### Required task
Give the number of lines in the records below that include "page". Reply with that number alone.

### Supplied material

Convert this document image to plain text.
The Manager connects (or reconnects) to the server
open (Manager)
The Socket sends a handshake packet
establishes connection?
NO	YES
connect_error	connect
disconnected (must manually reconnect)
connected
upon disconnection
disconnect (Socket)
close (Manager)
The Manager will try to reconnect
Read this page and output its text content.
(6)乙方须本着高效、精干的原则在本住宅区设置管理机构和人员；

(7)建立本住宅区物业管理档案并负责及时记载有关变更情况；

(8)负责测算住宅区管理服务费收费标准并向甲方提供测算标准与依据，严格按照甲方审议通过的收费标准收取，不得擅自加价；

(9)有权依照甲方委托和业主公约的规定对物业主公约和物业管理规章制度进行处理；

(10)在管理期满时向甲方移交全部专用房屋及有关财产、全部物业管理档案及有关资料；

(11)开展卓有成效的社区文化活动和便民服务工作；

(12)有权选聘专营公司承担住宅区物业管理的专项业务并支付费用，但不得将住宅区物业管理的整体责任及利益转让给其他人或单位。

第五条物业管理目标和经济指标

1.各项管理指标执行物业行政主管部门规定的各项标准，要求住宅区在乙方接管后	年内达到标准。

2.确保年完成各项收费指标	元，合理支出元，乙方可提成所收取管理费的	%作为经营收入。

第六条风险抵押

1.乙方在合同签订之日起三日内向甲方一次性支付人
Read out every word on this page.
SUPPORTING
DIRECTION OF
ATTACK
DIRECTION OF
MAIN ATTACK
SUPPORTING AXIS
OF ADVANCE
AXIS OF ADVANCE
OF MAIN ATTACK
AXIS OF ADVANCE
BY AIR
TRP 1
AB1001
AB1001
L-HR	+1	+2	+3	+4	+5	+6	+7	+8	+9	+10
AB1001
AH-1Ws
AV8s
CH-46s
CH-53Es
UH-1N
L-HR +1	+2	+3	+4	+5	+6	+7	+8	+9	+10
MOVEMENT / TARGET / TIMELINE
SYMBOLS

### Expected output
2